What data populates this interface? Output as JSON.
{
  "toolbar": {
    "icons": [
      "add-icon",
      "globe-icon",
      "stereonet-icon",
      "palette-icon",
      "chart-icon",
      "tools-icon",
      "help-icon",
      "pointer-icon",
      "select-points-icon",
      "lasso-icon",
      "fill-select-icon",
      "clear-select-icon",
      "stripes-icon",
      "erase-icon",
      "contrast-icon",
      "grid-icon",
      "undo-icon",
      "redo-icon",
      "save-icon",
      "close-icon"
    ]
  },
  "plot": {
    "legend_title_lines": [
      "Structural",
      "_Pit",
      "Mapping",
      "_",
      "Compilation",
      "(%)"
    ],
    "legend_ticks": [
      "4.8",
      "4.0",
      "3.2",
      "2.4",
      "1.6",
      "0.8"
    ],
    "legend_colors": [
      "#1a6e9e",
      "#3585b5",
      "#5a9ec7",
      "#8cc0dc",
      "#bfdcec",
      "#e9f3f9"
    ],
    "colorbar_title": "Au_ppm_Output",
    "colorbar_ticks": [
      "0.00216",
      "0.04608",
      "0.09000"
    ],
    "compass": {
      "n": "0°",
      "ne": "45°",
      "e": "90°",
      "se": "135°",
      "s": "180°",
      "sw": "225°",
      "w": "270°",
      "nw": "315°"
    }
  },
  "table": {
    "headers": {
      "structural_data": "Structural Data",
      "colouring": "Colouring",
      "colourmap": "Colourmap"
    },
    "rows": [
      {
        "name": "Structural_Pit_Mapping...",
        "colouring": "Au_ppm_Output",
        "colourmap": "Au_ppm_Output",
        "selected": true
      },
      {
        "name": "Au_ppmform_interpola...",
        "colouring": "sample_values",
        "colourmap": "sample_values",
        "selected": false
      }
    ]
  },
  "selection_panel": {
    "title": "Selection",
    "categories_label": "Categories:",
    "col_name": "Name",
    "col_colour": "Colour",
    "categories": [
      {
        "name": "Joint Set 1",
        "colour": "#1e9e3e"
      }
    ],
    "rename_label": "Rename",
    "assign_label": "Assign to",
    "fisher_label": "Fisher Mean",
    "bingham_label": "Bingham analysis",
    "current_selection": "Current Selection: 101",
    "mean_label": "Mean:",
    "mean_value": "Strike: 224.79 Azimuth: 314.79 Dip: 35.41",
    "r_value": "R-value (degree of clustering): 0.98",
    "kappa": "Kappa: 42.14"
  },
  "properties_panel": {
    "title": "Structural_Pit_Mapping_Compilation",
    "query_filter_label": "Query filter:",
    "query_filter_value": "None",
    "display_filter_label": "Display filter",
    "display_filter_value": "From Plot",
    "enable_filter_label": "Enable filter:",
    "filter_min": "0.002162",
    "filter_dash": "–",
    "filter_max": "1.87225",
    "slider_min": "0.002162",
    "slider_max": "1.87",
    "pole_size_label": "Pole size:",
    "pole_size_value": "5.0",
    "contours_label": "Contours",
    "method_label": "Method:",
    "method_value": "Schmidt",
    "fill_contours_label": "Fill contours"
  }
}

• _Objective_
From the records above, extract every line exactly as it stands.

• _Correct result_
What data populates this interface? Output as JSON.
{
  "toolbar": {
    "icons": [
      "add-icon",
      "globe-icon",
      "stereonet-icon",
      "palette-icon",
      "chart-icon",
      "tools-icon",
      "help-icon",
      "pointer-icon",
      "select-points-icon",
      "lasso-icon",
      "fill-select-icon",
      "clear-select-icon",
      "stripes-icon",
      "erase-icon",
      "contrast-icon",
      "grid-icon",
      "undo-icon",
      "redo-icon",
      "save-icon",
      "close-icon"
    ]
  },
  "plot": {
    "legend_title_lines": [
      "Structural",
      "_Pit",
      "Mapping",
      "_",
      "Compilation",
      "(%)"
    ],
    "legend_ticks": [
      "4.8",
      "4.0",
      "3.2",
      "2.4",
      "1.6",
      "0.8"
    ],
    "legend_colors": [
      "#1a6e9e",
      "#3585b5",
      "#5a9ec7",
      "#8cc0dc",
      "#bfdcec",
      "#e9f3f9"
    ],
    "colorbar_title": "Au_ppm_Output",
    "colorbar_ticks": [
      "0.00216",
      "0.04608",
      "0.09000"
    ],
    "compass": {
      "n": "0°",
      "ne": "45°",
      "e": "90°",
      "se": "135°",
      "s": "180°",
      "sw": "225°",
      "w": "270°",
      "nw": "315°"
    }
  },
  "table": {
    "headers": {
      "structural_data": "Structural Data",
      "colouring": "Colouring",
      "colourmap": "Colourmap"
    },
    "rows": [
      {
        "name": "Structural_Pit_Mapping...",
        "colouring": "Au_ppm_Output",
        "colourmap": "Au_ppm_Output",
        "selected": true
      },
      {
        "name": "Au_ppmform_interpola...",
        "colouring": "sample_values",
        "colourmap": "sample_values",
        "selected": false
      }
    ]
  },
  "selection_panel": {
    "title": "Selection",
    "categories_label": "Categories:",
    "col_name": "Name",
    "col_colour": "Colour",
    "categories": [
      {
        "name": "Joint Set 1",
        "colour": "#1e9e3e"
      }
    ],
    "rename_label": "Rename",
    "assign_label": "Assign to",
    "fisher_label": "Fisher Mean",
    "bingham_label": "Bingham analysis",
    "current_selection": "Current Selection: 101",
    "mean_label": "Mean:",
    "mean_value": "Strike: 224.79 Azimuth: 314.79 Dip: 35.41",
    "r_value": "R-value (degree of clustering): 0.98",
    "kappa": "Kappa: 42.14"
  },
  "properties_panel": {
    "title": "Structural_Pit_Mapping_Compilation",
    "query_filter_label": "Query filter:",
    "query_filter_value": "None",
    "display_filter_label": "Display filter",
    "display_filter_value": "From Plot",
    "enable_filter_label": "Enable filter:",
    "filter_min": "0.002162",
    "filter_dash": "–",
    "filter_max": "1.87225",
    "slider_min": "0.002162",
    "slider_max": "1.87",
    "pole_size_label": "Pole size:",
    "pole_size_value": "5.0",
    "contours_label": "Contours",
    "method_label": "Method:",
    "method_value": "Schmidt",
    "fill_contours_label": "Fill contours"
  }
}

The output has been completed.